Extracted records:
────────────────
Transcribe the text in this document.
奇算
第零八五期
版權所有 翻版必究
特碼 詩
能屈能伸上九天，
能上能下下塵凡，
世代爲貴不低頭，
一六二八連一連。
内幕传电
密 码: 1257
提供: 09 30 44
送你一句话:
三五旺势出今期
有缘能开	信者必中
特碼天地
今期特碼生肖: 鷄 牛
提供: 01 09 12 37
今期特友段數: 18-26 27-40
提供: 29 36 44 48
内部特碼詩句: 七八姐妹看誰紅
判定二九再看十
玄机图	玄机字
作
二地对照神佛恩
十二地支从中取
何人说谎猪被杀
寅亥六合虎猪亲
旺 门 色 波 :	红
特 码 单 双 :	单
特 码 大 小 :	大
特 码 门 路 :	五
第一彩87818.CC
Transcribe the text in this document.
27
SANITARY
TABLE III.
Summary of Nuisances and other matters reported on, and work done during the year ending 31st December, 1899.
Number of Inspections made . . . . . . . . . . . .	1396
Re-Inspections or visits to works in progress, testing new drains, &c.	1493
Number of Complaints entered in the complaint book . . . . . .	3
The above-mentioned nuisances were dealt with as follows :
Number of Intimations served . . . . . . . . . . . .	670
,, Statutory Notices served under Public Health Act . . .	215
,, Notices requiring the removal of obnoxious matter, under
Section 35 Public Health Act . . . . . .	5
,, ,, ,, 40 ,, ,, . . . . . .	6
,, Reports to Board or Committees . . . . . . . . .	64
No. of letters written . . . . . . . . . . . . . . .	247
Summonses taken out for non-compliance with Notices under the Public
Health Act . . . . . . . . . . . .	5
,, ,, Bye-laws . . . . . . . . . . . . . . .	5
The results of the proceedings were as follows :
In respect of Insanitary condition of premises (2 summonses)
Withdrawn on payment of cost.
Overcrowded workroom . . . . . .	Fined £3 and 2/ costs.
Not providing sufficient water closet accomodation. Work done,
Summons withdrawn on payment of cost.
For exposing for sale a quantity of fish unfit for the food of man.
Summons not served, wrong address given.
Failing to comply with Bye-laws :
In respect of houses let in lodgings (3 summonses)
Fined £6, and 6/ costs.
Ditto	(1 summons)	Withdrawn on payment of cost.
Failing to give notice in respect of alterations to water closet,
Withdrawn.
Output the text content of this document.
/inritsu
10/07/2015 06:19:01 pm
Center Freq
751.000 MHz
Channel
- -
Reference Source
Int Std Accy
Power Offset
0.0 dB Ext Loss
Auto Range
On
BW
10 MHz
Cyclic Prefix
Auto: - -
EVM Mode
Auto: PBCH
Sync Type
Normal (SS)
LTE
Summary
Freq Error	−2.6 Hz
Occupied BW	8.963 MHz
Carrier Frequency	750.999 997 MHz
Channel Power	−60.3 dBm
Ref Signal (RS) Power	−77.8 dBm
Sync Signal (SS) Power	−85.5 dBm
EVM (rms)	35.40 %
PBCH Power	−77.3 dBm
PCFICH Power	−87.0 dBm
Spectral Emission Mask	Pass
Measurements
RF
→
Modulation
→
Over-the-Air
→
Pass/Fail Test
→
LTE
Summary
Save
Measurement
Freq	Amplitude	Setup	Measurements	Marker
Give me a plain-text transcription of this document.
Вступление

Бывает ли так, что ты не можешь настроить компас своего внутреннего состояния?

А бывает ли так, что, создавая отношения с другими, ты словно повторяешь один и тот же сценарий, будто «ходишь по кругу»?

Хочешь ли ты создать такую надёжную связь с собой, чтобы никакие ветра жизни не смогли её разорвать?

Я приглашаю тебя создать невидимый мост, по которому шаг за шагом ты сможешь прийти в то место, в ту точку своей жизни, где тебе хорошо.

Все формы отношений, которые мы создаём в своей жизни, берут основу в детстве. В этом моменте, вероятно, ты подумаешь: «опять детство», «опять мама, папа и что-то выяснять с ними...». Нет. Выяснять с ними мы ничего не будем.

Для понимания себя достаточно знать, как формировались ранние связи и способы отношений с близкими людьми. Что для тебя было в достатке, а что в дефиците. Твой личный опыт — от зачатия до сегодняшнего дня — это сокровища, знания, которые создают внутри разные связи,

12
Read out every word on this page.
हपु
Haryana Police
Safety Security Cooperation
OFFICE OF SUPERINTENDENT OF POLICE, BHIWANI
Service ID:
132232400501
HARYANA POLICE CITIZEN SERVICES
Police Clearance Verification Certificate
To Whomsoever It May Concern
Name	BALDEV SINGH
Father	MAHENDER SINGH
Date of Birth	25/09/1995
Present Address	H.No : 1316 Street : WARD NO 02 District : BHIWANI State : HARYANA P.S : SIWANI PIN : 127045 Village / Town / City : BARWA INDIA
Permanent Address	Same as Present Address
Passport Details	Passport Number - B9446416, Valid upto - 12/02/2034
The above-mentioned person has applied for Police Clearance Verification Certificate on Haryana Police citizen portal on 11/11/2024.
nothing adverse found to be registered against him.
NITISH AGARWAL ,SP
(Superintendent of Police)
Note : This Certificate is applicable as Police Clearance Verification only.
────────────────
• [Your task] Collect from the data above every line that includes "своей".

• [Solved exercise]
Я приглашаю тебя создать невидимый мост, по которому шаг за шагом ты сможешь прийти в то место, в ту точку своей жизни, где тебе хорошо.
Все формы отношений, которые мы создаём в своей жизни, берут основу в детстве. В этом моменте, вероятно, ты подумаешь: «опять детство», «опять мама, папа и что-то выяснять с ними...». Нет. Выяснять с ними мы ничего не будем.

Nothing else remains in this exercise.